##### Listed entries

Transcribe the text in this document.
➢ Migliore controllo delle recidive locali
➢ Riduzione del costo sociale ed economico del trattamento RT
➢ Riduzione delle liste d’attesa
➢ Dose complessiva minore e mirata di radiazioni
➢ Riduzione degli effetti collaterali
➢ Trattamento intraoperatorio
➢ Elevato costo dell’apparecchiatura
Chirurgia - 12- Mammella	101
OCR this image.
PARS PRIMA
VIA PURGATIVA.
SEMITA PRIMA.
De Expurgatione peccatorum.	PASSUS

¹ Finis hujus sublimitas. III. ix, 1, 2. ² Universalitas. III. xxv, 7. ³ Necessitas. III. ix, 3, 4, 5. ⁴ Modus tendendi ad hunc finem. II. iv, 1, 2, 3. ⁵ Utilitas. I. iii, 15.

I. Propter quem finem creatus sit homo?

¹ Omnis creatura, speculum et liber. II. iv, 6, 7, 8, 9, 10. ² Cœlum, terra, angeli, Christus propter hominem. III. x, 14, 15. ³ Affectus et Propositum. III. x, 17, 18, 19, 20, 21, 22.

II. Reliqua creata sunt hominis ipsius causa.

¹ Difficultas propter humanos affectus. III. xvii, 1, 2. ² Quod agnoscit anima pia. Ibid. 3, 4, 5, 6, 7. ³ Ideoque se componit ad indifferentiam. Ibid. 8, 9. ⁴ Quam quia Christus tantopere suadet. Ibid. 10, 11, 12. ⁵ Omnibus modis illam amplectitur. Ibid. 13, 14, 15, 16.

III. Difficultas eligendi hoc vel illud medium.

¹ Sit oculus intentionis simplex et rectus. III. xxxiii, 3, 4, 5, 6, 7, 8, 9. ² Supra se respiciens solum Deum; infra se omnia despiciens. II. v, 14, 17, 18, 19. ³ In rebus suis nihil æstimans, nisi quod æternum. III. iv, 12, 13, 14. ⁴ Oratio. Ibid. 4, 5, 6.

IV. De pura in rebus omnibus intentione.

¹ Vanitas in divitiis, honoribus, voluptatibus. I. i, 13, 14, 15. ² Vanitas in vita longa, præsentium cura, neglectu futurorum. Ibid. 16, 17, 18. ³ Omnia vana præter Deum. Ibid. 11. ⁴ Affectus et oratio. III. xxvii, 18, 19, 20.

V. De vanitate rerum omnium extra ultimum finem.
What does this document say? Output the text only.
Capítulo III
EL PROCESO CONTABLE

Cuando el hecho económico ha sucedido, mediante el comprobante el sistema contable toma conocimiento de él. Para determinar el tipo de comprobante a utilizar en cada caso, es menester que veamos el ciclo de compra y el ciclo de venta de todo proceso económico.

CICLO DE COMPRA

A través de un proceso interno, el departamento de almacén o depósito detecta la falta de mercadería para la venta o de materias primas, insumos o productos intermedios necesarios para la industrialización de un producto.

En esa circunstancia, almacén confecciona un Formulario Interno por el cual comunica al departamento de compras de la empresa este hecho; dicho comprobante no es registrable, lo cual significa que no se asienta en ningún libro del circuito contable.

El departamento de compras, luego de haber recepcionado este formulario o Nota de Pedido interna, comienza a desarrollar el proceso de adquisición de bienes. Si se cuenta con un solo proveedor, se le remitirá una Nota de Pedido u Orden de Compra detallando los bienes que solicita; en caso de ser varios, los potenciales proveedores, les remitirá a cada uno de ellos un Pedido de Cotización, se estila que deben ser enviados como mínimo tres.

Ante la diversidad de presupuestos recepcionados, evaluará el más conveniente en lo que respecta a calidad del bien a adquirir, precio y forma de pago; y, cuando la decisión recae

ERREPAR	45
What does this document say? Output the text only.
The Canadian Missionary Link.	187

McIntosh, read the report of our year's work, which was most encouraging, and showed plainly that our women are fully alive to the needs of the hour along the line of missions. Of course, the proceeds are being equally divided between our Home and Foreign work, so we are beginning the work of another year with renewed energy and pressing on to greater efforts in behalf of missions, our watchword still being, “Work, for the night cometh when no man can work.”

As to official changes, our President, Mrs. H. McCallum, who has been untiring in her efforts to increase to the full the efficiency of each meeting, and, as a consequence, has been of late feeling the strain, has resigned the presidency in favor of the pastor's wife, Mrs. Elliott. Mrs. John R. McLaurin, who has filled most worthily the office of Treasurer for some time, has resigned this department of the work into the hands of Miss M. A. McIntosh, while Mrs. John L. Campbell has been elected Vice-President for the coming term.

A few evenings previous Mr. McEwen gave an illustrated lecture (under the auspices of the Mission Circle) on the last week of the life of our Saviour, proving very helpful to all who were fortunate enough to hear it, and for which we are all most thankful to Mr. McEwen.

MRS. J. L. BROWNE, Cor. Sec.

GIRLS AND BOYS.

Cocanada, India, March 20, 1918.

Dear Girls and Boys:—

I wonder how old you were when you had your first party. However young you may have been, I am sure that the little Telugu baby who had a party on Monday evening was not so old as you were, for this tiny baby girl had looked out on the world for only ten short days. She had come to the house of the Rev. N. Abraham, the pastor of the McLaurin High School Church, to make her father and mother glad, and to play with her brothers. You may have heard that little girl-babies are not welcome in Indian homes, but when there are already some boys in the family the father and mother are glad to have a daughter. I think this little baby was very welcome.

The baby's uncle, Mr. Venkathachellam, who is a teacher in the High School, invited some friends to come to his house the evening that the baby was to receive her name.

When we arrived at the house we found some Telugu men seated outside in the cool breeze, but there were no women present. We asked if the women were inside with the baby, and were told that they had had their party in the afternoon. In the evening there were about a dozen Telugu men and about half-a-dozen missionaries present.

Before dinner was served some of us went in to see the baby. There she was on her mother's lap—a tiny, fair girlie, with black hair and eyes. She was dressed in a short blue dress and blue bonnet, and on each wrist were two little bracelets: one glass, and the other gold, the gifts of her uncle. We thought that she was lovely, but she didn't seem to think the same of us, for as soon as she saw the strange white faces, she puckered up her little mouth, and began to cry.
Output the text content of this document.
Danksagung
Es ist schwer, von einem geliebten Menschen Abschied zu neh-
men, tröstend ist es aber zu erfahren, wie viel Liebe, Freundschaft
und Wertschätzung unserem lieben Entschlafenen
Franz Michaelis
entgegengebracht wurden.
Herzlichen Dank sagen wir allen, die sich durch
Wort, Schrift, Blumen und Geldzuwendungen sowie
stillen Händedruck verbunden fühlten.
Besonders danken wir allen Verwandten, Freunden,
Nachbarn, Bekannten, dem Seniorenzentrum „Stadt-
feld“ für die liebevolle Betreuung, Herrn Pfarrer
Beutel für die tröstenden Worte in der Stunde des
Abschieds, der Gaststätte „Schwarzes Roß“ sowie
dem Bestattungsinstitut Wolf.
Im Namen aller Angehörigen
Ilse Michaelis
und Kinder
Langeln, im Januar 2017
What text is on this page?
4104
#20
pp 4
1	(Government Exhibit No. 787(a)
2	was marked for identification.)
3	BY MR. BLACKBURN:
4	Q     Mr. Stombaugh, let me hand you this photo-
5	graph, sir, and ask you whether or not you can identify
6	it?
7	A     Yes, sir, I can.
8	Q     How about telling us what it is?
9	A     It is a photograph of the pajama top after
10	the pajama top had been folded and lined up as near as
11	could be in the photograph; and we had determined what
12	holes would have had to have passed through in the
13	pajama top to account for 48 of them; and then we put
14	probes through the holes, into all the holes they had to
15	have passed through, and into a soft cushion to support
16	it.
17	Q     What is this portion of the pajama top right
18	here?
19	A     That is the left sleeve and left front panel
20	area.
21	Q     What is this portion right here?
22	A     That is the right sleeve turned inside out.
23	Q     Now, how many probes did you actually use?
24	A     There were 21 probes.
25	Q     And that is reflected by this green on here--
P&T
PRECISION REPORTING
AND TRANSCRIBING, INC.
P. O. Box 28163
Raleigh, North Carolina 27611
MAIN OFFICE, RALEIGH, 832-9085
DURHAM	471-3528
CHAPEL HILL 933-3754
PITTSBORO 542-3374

##########

• Your goal: Show every line from the entries above in which "finem" appears.

• Solution:
¹ Finis hujus sublimitas. III. ix, 1, 2. ² Universalitas. III. xxv, 7. ³ Necessitas. III. ix, 3, 4, 5. ⁴ Modus tendendi ad hunc finem. II. iv, 1, 2, 3. ⁵ Utilitas. I. iii, 15.
I. Propter quem finem creatus sit homo?
V. De vanitate rerum omnium extra ultimum finem.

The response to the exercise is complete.